Task objective
Below is a set of records; restate each one word for word.

━━━ Records shown ━━━

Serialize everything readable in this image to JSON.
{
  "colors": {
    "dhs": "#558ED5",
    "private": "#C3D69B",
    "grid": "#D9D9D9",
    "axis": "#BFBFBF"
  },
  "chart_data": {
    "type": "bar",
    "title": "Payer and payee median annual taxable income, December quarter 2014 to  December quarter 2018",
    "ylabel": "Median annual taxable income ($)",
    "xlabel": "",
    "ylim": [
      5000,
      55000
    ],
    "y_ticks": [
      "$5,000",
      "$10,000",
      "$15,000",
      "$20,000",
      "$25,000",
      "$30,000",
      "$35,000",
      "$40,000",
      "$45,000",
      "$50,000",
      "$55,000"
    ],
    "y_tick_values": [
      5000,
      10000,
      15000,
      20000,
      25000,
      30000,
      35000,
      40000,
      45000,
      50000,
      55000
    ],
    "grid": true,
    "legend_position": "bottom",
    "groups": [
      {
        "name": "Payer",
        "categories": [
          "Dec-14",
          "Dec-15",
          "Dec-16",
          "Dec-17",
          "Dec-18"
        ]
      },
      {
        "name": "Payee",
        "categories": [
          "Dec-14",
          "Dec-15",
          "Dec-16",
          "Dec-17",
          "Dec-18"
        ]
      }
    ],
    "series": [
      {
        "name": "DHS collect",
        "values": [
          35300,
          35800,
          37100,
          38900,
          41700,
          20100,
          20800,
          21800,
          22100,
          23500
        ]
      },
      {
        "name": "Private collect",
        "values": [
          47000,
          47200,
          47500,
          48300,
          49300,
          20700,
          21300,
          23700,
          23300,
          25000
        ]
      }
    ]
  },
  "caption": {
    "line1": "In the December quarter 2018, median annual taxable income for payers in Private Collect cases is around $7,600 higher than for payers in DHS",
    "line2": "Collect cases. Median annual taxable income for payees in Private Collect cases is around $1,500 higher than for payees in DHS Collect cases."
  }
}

━━━

Task answer
Serialize everything readable in this image to JSON.
{
  "colors": {
    "dhs": "#558ED5",
    "private": "#C3D69B",
    "grid": "#D9D9D9",
    "axis": "#BFBFBF"
  },
  "chart_data": {
    "type": "bar",
    "title": "Payer and payee median annual taxable income, December quarter 2014 to  December quarter 2018",
    "ylabel": "Median annual taxable income ($)",
    "xlabel": "",
    "ylim": [
      5000,
      55000
    ],
    "y_ticks": [
      "$5,000",
      "$10,000",
      "$15,000",
      "$20,000",
      "$25,000",
      "$30,000",
      "$35,000",
      "$40,000",
      "$45,000",
      "$50,000",
      "$55,000"
    ],
    "y_tick_values": [
      5000,
      10000,
      15000,
      20000,
      25000,
      30000,
      35000,
      40000,
      45000,
      50000,
      55000
    ],
    "grid": true,
    "legend_position": "bottom",
    "groups": [
      {
        "name": "Payer",
        "categories": [
          "Dec-14",
          "Dec-15",
          "Dec-16",
          "Dec-17",
          "Dec-18"
        ]
      },
      {
        "name": "Payee",
        "categories": [
          "Dec-14",
          "Dec-15",
          "Dec-16",
          "Dec-17",
          "Dec-18"
        ]
      }
    ],
    "series": [
      {
        "name": "DHS collect",
        "values": [
          35300,
          35800,
          37100,
          38900,
          41700,
          20100,
          20800,
          21800,
          22100,
          23500
        ]
      },
      {
        "name": "Private collect",
        "values": [
          47000,
          47200,
          47500,
          48300,
          49300,
          20700,
          21300,
          23700,
          23300,
          25000
        ]
      }
    ]
  },
  "caption": {
    "line1": "In the December quarter 2018, median annual taxable income for payers in Private Collect cases is around $7,600 higher than for payers in DHS",
    "line2": "Collect cases. Median annual taxable income for payees in Private Collect cases is around $1,500 higher than for payees in DHS Collect cases."
  }
}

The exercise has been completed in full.